__YOUR OBJECTIVE__
Count every line that has the word "Everus" in it; give no more than the number.

____

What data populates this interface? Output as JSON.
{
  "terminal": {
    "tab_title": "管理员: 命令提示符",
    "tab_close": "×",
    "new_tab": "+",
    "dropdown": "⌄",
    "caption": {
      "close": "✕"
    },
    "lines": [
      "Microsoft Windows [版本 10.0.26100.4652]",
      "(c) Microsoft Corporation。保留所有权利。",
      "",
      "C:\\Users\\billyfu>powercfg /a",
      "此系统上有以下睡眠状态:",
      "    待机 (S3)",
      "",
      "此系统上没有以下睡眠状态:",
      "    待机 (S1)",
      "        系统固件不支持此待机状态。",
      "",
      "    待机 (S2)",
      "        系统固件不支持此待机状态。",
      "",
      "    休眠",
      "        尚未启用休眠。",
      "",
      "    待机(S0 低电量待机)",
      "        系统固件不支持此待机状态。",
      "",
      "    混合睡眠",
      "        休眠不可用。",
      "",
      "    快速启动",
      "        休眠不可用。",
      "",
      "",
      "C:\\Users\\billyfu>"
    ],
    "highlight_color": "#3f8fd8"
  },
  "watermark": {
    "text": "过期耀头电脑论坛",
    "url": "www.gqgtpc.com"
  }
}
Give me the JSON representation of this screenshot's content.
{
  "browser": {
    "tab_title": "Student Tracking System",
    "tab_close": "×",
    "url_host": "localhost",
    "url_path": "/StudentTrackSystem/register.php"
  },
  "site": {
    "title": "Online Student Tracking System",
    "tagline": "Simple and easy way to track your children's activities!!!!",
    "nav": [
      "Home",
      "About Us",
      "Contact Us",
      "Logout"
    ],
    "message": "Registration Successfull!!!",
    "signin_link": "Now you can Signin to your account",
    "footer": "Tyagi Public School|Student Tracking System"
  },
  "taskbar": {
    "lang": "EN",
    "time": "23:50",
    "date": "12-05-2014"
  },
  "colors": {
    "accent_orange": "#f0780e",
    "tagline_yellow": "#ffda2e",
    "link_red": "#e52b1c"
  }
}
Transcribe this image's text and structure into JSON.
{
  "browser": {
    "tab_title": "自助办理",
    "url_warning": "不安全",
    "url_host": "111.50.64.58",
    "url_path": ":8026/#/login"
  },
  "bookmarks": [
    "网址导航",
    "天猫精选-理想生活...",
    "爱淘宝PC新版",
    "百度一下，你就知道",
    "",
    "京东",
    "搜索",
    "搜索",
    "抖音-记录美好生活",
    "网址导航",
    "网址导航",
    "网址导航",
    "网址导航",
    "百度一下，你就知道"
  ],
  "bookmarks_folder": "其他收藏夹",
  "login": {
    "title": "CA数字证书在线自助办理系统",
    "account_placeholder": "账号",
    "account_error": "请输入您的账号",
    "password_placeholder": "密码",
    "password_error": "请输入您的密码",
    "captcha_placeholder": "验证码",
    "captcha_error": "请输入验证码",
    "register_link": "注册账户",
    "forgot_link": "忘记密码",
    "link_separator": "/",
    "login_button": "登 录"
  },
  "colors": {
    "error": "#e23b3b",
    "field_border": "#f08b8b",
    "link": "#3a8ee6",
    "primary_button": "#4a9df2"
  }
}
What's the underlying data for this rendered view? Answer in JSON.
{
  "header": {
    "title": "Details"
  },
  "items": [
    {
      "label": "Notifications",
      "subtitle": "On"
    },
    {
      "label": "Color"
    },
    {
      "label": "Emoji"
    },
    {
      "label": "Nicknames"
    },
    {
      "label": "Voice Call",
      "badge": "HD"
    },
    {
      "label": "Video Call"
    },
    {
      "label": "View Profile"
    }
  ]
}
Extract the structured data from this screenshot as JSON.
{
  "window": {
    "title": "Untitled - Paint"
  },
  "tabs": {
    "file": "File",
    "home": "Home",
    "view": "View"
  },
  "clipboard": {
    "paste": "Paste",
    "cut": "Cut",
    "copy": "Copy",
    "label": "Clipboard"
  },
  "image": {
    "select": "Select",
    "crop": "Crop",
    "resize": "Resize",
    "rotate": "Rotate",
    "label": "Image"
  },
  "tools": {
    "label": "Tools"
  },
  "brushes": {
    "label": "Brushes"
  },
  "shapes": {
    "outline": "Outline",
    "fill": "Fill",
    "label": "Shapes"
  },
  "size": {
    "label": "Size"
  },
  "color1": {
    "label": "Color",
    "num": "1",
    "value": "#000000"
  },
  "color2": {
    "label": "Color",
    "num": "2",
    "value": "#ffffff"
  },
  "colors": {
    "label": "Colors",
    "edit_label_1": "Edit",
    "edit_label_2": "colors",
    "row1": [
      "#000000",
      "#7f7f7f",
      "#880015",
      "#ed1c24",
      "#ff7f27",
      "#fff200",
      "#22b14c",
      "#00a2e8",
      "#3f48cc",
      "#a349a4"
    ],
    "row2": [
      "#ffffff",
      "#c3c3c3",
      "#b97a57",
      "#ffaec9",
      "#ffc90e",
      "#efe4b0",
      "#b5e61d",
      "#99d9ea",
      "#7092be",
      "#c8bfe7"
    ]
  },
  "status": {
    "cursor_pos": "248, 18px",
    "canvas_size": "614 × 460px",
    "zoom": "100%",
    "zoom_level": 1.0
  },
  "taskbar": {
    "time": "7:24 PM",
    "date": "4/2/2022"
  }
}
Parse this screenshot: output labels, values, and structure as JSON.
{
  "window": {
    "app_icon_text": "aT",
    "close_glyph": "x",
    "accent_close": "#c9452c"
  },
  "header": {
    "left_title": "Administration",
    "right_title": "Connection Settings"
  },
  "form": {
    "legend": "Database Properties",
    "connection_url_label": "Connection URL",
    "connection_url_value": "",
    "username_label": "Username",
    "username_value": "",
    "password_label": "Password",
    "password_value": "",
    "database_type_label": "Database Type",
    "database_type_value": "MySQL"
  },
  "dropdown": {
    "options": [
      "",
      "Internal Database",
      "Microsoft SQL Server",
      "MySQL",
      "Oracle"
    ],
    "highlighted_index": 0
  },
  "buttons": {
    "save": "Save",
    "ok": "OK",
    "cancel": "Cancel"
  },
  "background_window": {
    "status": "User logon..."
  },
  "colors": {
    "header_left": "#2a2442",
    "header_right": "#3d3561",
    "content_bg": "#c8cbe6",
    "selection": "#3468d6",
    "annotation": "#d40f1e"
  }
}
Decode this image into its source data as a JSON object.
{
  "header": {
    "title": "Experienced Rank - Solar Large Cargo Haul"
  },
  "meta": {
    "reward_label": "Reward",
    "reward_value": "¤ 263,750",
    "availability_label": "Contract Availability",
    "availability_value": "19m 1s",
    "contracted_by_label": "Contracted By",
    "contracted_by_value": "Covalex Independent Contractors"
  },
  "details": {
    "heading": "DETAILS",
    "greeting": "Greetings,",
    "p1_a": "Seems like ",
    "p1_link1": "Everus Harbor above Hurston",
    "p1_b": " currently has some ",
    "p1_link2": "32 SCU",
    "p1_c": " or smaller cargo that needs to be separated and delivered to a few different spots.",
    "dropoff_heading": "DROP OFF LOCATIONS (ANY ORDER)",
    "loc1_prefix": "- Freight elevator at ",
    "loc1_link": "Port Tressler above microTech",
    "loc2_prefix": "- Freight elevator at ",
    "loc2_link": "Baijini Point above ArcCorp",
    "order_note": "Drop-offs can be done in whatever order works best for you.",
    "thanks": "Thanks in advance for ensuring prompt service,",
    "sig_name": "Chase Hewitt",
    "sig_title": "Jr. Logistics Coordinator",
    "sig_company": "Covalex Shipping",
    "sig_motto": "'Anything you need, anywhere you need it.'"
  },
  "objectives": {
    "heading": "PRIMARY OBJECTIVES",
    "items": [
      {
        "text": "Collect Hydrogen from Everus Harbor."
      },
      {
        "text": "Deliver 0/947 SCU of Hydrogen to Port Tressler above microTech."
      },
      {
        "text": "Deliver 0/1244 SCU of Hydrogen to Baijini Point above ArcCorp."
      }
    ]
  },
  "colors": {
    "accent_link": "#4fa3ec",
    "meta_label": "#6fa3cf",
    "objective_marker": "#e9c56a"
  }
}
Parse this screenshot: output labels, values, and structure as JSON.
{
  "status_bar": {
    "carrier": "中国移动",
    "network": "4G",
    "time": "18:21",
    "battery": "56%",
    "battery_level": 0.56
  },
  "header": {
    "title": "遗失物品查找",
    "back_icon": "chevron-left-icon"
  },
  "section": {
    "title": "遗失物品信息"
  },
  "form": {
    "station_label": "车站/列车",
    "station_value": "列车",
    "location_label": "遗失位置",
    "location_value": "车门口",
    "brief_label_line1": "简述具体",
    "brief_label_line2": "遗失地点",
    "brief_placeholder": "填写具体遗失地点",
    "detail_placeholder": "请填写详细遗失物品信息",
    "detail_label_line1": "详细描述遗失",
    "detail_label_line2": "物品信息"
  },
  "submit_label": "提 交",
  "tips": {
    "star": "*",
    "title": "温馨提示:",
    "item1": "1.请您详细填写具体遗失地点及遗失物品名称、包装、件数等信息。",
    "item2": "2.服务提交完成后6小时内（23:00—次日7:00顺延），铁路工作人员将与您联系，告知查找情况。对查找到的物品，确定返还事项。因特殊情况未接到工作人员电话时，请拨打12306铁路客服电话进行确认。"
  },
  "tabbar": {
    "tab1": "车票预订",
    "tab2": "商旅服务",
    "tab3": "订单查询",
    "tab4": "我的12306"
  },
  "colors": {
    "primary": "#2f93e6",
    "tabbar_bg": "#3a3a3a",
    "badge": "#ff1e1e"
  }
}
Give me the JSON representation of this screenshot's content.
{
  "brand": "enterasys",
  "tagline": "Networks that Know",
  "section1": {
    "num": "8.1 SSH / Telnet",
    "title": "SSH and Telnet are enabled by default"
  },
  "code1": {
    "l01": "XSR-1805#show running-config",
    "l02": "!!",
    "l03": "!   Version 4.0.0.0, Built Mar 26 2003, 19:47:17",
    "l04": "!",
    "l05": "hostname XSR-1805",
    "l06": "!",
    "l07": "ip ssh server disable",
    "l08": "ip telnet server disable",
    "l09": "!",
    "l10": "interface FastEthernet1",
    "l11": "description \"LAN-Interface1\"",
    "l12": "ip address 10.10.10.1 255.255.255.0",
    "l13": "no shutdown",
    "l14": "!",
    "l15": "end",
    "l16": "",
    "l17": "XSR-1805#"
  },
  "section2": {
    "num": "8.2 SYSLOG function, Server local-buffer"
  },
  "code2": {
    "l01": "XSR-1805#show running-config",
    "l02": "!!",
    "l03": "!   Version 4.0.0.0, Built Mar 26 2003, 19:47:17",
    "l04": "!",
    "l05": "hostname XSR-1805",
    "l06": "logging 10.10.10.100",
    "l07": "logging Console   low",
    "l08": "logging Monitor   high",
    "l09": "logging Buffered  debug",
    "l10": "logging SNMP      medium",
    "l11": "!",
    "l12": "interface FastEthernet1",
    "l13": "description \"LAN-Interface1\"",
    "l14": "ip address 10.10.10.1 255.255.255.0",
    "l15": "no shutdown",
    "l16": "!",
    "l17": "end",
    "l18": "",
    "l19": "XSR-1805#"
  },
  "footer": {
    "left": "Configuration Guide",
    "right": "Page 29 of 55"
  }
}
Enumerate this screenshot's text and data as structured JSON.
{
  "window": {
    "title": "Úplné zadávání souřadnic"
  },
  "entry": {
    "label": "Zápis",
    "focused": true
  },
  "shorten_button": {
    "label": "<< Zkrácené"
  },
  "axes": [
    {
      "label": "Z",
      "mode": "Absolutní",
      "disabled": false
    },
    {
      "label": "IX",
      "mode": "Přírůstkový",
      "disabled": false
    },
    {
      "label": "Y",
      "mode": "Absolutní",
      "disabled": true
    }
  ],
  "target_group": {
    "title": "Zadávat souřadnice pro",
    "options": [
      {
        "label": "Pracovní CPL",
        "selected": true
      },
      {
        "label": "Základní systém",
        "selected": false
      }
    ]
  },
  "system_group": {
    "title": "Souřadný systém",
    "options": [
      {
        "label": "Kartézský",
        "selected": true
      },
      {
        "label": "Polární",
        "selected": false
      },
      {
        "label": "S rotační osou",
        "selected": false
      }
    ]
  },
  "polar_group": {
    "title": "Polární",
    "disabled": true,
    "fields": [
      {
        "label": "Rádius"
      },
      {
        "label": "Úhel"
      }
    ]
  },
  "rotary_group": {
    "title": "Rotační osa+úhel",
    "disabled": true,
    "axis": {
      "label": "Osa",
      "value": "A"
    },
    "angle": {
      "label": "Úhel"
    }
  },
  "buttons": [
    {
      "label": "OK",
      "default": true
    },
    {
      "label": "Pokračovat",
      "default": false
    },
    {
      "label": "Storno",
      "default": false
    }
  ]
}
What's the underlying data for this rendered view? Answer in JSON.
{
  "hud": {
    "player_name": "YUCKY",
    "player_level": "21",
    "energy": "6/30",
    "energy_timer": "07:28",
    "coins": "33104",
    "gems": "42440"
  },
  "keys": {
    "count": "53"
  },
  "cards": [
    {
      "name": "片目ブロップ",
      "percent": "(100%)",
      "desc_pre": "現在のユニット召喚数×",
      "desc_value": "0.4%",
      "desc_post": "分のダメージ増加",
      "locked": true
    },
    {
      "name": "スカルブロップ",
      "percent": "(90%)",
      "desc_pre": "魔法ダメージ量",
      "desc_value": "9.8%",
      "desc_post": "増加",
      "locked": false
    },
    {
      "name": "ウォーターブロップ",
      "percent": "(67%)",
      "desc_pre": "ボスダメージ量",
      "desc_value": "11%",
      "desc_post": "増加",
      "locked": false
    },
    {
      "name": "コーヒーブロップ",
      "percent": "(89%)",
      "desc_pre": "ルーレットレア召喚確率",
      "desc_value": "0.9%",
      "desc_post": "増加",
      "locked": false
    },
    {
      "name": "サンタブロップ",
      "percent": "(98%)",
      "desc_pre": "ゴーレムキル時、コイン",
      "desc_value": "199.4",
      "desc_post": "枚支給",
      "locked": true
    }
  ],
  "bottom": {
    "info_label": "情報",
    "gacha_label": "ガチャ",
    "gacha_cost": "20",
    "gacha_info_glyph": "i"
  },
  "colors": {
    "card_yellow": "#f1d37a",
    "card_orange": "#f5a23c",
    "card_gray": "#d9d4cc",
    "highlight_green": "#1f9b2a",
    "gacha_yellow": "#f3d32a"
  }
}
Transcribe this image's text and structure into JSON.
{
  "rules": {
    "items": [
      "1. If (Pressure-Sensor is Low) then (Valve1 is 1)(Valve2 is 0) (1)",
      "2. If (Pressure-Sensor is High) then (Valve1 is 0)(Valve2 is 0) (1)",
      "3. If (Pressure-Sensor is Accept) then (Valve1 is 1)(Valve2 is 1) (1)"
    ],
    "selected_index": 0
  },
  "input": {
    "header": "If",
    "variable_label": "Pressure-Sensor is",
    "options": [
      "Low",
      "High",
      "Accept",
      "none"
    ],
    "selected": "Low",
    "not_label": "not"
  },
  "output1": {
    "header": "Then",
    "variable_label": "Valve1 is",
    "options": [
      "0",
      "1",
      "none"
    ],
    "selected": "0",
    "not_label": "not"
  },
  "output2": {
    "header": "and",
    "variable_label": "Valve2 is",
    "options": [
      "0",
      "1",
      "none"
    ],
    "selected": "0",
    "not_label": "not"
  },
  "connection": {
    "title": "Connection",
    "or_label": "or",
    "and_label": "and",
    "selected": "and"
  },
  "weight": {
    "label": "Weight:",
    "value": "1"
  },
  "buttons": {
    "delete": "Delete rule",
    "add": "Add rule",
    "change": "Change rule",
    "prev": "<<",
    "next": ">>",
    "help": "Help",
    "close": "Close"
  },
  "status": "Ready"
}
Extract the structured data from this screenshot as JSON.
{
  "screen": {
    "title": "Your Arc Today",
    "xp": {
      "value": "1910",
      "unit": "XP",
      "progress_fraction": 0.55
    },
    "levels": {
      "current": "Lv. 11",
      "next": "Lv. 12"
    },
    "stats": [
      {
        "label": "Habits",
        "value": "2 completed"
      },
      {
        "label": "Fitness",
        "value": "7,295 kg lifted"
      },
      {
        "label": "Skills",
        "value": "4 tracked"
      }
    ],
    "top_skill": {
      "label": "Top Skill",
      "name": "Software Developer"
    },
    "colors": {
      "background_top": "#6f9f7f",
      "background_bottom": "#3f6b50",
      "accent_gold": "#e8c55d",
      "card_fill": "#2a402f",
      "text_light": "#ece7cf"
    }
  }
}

____

__TASK ANSWER__
2